━━━━━ ESTRATTO

La Commissione europea aspettava di ricevere la prossima settimana le 120 pagine del «Libro bianco», il common rule book che il governo May aveva messo a punto ai Chequers, dopo 12 ore di discussioni il 6 luglio scorso. Ma la situazione è precipitata, con le dimissioni prima del ministro del Brexit, David Davis e del suo numero due, Steve Baker, e poi, ieri, del responsabile degli Esteri, Boris Johnson.

Con una prima reazione alle dimissioni di Davis, Bruxelles ha osservato che le autorità della Ue sono pronte a continuare a negoziare con la personalità che Londra avrà scelto (sperando che sia più assidua di David Davis, molto assente). Ma ieri sera non era chiaro se il successore di Davis, l’euroscettico Dominic Raab, potrà riprendere il filo delle discussioni per definire la Brexit. A Bruxelles ricordano che il tempo stringe: l’uscita della Gran Bretagna dalla Ue, dopo il voto «leave» al referendum del giugno del 2016, è prevista per la fine del marzo 2019. Era stato accordato un periodo di transizione che Theresa May avrebbe voluto di due anni ma che Bruxelles ha concesso solo fino al 31 dicembre 2020. Una rivolta dei pro-Brexit aprirà una crisi di governo e a elezioni anticipate, facendo saltare le scadenze finora stabilite.

━━━━━━━━━━
━━━━━ DATI ESTRATTI

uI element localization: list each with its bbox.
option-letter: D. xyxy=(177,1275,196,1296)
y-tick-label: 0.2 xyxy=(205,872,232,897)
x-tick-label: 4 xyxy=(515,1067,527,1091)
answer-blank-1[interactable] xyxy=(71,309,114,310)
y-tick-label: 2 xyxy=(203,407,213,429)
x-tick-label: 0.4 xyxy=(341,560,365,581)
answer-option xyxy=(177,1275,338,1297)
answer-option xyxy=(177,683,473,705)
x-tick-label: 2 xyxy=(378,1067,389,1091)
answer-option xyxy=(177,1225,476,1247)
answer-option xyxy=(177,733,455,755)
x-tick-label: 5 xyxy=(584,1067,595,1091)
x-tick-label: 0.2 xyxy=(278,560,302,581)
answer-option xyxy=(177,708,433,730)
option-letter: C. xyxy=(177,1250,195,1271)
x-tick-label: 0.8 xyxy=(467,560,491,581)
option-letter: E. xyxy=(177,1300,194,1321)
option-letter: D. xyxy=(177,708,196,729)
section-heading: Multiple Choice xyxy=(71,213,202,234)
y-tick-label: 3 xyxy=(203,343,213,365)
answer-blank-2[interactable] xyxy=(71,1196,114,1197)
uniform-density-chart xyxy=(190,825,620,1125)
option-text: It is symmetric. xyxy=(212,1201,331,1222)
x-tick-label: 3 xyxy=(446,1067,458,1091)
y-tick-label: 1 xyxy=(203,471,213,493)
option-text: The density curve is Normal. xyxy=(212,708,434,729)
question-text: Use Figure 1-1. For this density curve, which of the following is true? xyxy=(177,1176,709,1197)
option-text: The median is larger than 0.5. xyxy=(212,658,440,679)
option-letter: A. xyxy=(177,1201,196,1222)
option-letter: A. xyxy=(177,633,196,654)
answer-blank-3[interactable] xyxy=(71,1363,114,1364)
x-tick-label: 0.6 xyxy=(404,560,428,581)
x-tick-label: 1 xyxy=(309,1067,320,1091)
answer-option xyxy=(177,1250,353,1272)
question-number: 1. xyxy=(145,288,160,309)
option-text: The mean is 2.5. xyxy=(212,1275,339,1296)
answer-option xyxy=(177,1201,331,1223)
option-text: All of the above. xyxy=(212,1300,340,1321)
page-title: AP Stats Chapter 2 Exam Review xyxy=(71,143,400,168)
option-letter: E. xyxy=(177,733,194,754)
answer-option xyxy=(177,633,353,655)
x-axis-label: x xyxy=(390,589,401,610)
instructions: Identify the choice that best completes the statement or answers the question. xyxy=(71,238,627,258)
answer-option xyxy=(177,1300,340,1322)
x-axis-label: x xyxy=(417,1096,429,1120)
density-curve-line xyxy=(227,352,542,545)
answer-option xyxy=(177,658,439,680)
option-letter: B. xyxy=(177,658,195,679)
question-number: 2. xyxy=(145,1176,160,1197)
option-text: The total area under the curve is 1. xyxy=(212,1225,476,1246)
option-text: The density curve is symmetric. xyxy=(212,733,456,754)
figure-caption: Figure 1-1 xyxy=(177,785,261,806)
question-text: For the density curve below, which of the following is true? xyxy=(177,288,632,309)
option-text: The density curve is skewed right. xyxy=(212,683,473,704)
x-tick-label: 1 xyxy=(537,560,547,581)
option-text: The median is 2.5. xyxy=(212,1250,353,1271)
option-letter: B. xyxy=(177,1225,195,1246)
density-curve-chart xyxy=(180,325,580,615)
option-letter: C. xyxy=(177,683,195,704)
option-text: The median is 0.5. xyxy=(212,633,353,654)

━━━━━━━━━━

__CONSEGNA A__: Trascriva fedelmente dall'estratto sulla Brexit il passo che va da "La Commissione europea" fino a "Esteri, Boris Johnson." incluso.
__CONSEGNA B__: Secondo l'estratto sulla Brexit, fino a quale data Bruxelles ha concesso il periodo di transizione?
__CONSEGNA C__: Prosegua l'estratto sulla Brexit a partire dalla sua ultima frase.

__SOLUZIONE DELL'ESERCIZIO A__:
La Commissione europea aspettava di ricevere la prossima settimana le 120 pagine del «Libro bianco», il common rule book che il governo May aveva messo a punto ai Chequers, dopo 12 ore di discussioni il 6 luglio scorso. Ma la situazione è precipitata, con le dimissioni prima del ministro del Brexit, David Davis e del suo numero due, Steve Baker, e poi, ieri, del responsabile degli Esteri, Boris Johnson.

__SOLUZIONE DELL'ESERCIZIO B__: Fino al 31 dicembre 2020.

__SOLUZIONE DELL'ESERCIZIO C__:
DI FRONTE ALL’INCERTEZZA che regna a Londra sulla sopravvivenza dello stesso governo, il presidente della Commissione, Jean-Claude Juncker, si è limitato a ironizzare sulla supposta «grande unità» a Chequers, vantata da Theresa May su «una zona di libero scambio tra Gran Bretagna e Ue, con un insieme di regole comuni per i beni industriali e i prodotti agricoli». «Non posso che dispiacermi che l’idea della Brexit non se ne sia andata con Davis e Johnson, ma chissà?», spera il presidente del Consiglio, Donald Tusk, che ammonisce: «gli uomini politici vanno e vengono, ma i problemi che hanno creato al popolo restano». All’origine delle dimissioni di Davis c’è una divergenza sulla «clausola di salvaguardia», che nel testo dei Chequers non aveva nessun limite di durata: questa clausola permette alla Gran Bretagna di restare nell’Unione doganale fino a quando non verranno messe a punto delle tecnologie per permettere di stabilire una frontiera «invisibile» tra le due Irlande (non prima del 2023, secondo gli esperti). Per Davis, un paravento per nascondere un abbandono progressivo della Brexit, impedendo sine die a Londra di concludere trattati commerciali con paesi terzi.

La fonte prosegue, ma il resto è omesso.